Extracted material:
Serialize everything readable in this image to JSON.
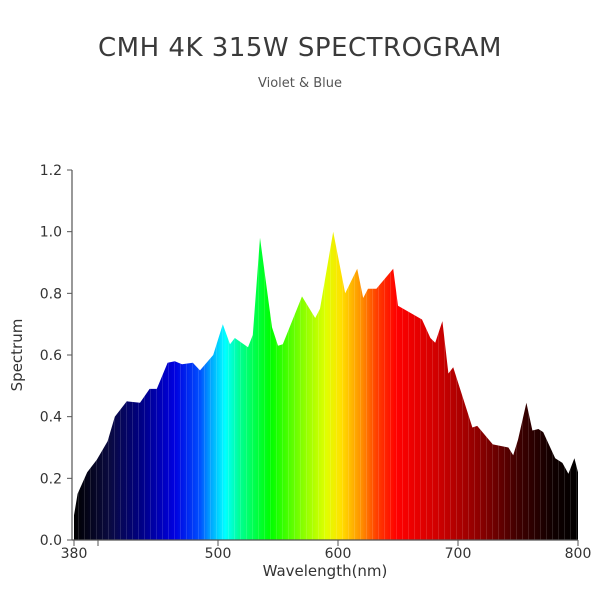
{
  "chart_data": {
    "type": "area",
    "title": "CMH 4K 315W SPECTROGRAM",
    "subtitle": "Violet & Blue",
    "xlabel": "Wavelength(nm)",
    "ylabel": "Spectrum",
    "xlim": [
      380,
      800
    ],
    "ylim": [
      0,
      1.2
    ],
    "x_ticks": [
      380,
      400,
      500,
      600,
      700,
      800
    ],
    "x_tick_labels": [
      "380",
      "",
      "500",
      "600",
      "700",
      "800"
    ],
    "y_ticks": [
      0,
      0.2,
      0.4,
      0.6,
      0.8,
      1.0,
      1.2
    ],
    "y_tick_labels": [
      "0.0",
      "0.2",
      "0.4",
      "0.6",
      "0.8",
      "1.0",
      "1.2"
    ],
    "grid": false,
    "fill": "visible-spectrum color gradient",
    "x": [
      380,
      383,
      391,
      399,
      408,
      414,
      424,
      435,
      443,
      449,
      458,
      464,
      470,
      479,
      485,
      496,
      504,
      510,
      514,
      525,
      529,
      535,
      545,
      550,
      554,
      570,
      581,
      585,
      596,
      606,
      616,
      621,
      625,
      632,
      646,
      650,
      670,
      677,
      681,
      687,
      692,
      696,
      712,
      716,
      729,
      742,
      746,
      750,
      757,
      762,
      767,
      771,
      781,
      787,
      792,
      797,
      800
    ],
    "y": [
      0.08,
      0.15,
      0.22,
      0.26,
      0.32,
      0.4,
      0.45,
      0.445,
      0.49,
      0.49,
      0.575,
      0.58,
      0.57,
      0.575,
      0.55,
      0.6,
      0.7,
      0.635,
      0.655,
      0.625,
      0.665,
      0.98,
      0.69,
      0.63,
      0.635,
      0.79,
      0.72,
      0.75,
      1.0,
      0.8,
      0.88,
      0.785,
      0.815,
      0.815,
      0.88,
      0.76,
      0.715,
      0.655,
      0.64,
      0.71,
      0.54,
      0.56,
      0.365,
      0.37,
      0.31,
      0.3,
      0.275,
      0.325,
      0.445,
      0.355,
      0.36,
      0.35,
      0.265,
      0.25,
      0.215,
      0.265,
      0.22
    ]
  }
}
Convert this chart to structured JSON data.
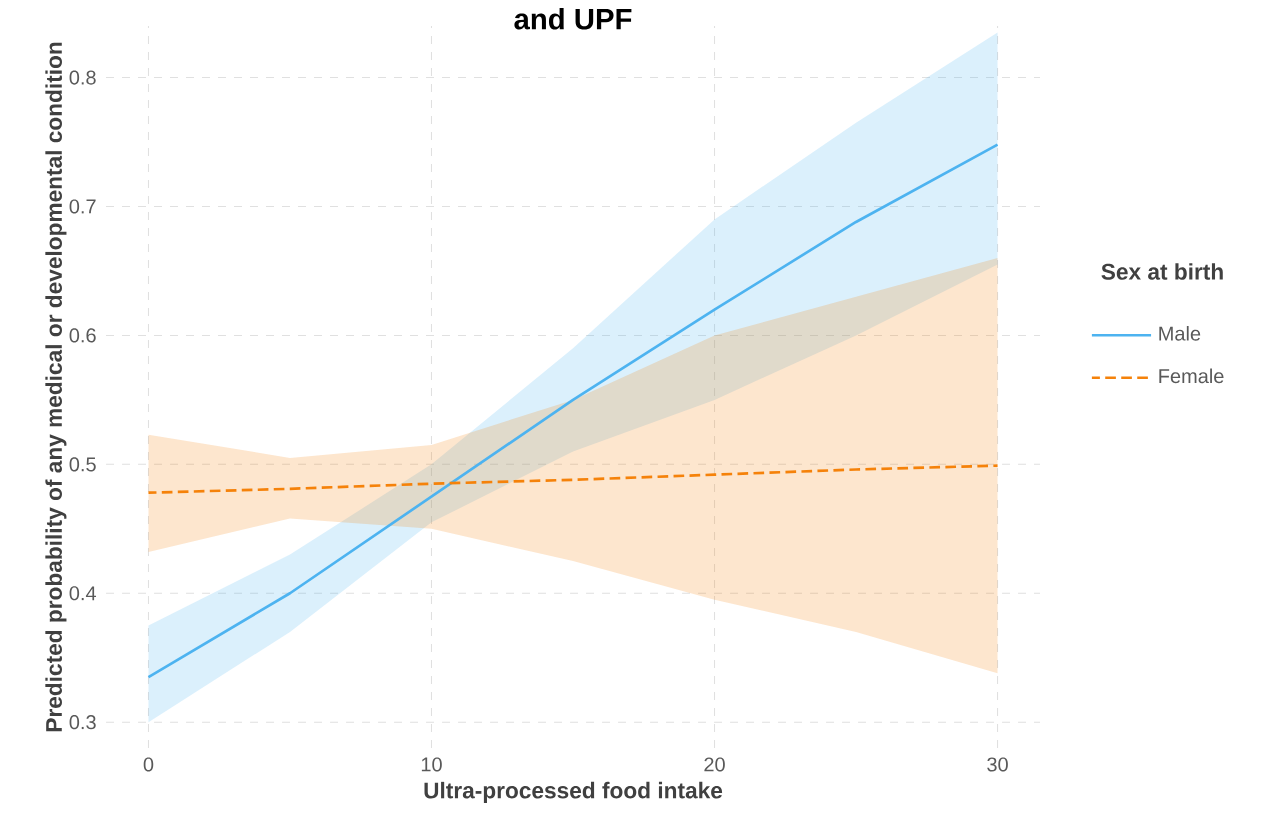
{
  "chart_data": {
    "type": "line",
    "title": "and UPF",
    "xlabel": "Ultra-processed food intake",
    "ylabel": "Predicted probability of any medical or developmental condition",
    "legend_title": "Sex at birth",
    "x": [
      0,
      5,
      10,
      15,
      20,
      25,
      30
    ],
    "series": [
      {
        "name": "Male",
        "color": "#4db3f0",
        "line_style": "solid",
        "values": [
          0.335,
          0.4,
          0.475,
          0.55,
          0.62,
          0.688,
          0.748
        ],
        "lower": [
          0.3,
          0.37,
          0.455,
          0.51,
          0.55,
          0.6,
          0.655
        ],
        "upper": [
          0.375,
          0.43,
          0.5,
          0.59,
          0.69,
          0.765,
          0.835
        ]
      },
      {
        "name": "Female",
        "color": "#f5820a",
        "line_style": "dashed",
        "values": [
          0.478,
          0.481,
          0.485,
          0.488,
          0.492,
          0.496,
          0.499
        ],
        "lower": [
          0.432,
          0.458,
          0.45,
          0.425,
          0.395,
          0.37,
          0.338
        ],
        "upper": [
          0.523,
          0.505,
          0.515,
          0.55,
          0.6,
          0.63,
          0.66
        ]
      }
    ],
    "xlim": [
      -1.5,
      31.5
    ],
    "ylim": [
      0.28,
      0.84
    ],
    "xticks": [
      0,
      10,
      20,
      30
    ],
    "yticks": [
      0.3,
      0.4,
      0.5,
      0.6,
      0.7,
      0.8
    ],
    "grid": true,
    "legend": "right",
    "marker": "none"
  }
}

Task directions: The material above must be printed exactly, with its pictures left out.

Task answer:
Serialize everything readable in this image to JSON.
{
  "chart_data": {
    "type": "area",
    "title": "CMH 4K 315W SPECTROGRAM",
    "subtitle": "Violet & Blue",
    "xlabel": "Wavelength(nm)",
    "ylabel": "Spectrum",
    "xlim": [
      380,
      800
    ],
    "ylim": [
      0,
      1.2
    ],
    "x_ticks": [
      380,
      400,
      500,
      600,
      700,
      800
    ],
    "x_tick_labels": [
      "380",
      "",
      "500",
      "600",
      "700",
      "800"
    ],
    "y_ticks": [
      0,
      0.2,
      0.4,
      0.6,
      0.8,
      1.0,
      1.2
    ],
    "y_tick_labels": [
      "0.0",
      "0.2",
      "0.4",
      "0.6",
      "0.8",
      "1.0",
      "1.2"
    ],
    "grid": false,
    "fill": "visible-spectrum color gradient",
    "x": [
      380,
      383,
      391,
      399,
      408,
      414,
      424,
      435,
      443,
      449,
      458,
      464,
      470,
      479,
      485,
      496,
      504,
      510,
      514,
      525,
      529,
      535,
      545,
      550,
      554,
      570,
      581,
      585,
      596,
      606,
      616,
      621,
      625,
      632,
      646,
      650,
      670,
      677,
      681,
      687,
      692,
      696,
      712,
      716,
      729,
      742,
      746,
      750,
      757,
      762,
      767,
      771,
      781,
      787,
      792,
      797,
      800
    ],
    "y": [
      0.08,
      0.15,
      0.22,
      0.26,
      0.32,
      0.4,
      0.45,
      0.445,
      0.49,
      0.49,
      0.575,
      0.58,
      0.57,
      0.575,
      0.55,
      0.6,
      0.7,
      0.635,
      0.655,
      0.625,
      0.665,
      0.98,
      0.69,
      0.63,
      0.635,
      0.79,
      0.72,
      0.75,
      1.0,
      0.8,
      0.88,
      0.785,
      0.815,
      0.815,
      0.88,
      0.76,
      0.715,
      0.655,
      0.64,
      0.71,
      0.54,
      0.56,
      0.365,
      0.37,
      0.31,
      0.3,
      0.275,
      0.325,
      0.445,
      0.355,
      0.36,
      0.35,
      0.265,
      0.25,
      0.215,
      0.265,
      0.22
    ]
  }
}
Convert this chart to structured JSON data.
{
  "chart_data": {
    "type": "line",
    "title": "and UPF",
    "xlabel": "Ultra-processed food intake",
    "ylabel": "Predicted probability of any medical or developmental condition",
    "legend_title": "Sex at birth",
    "x": [
      0,
      5,
      10,
      15,
      20,
      25,
      30
    ],
    "series": [
      {
        "name": "Male",
        "color": "#4db3f0",
        "line_style": "solid",
        "values": [
          0.335,
          0.4,
          0.475,
          0.55,
          0.62,
          0.688,
          0.748
        ],
        "lower": [
          0.3,
          0.37,
          0.455,
          0.51,
          0.55,
          0.6,
          0.655
        ],
        "upper": [
          0.375,
          0.43,
          0.5,
          0.59,
          0.69,
          0.765,
          0.835
        ]
      },
      {
        "name": "Female",
        "color": "#f5820a",
        "line_style": "dashed",
        "values": [
          0.478,
          0.481,
          0.485,
          0.488,
          0.492,
          0.496,
          0.499
        ],
        "lower": [
          0.432,
          0.458,
          0.45,
          0.425,
          0.395,
          0.37,
          0.338
        ],
        "upper": [
          0.523,
          0.505,
          0.515,
          0.55,
          0.6,
          0.63,
          0.66
        ]
      }
    ],
    "xlim": [
      -1.5,
      31.5
    ],
    "ylim": [
      0.28,
      0.84
    ],
    "xticks": [
      0,
      10,
      20,
      30
    ],
    "yticks": [
      0.3,
      0.4,
      0.5,
      0.6,
      0.7,
      0.8
    ],
    "grid": true,
    "legend": "right",
    "marker": "none"
  }
}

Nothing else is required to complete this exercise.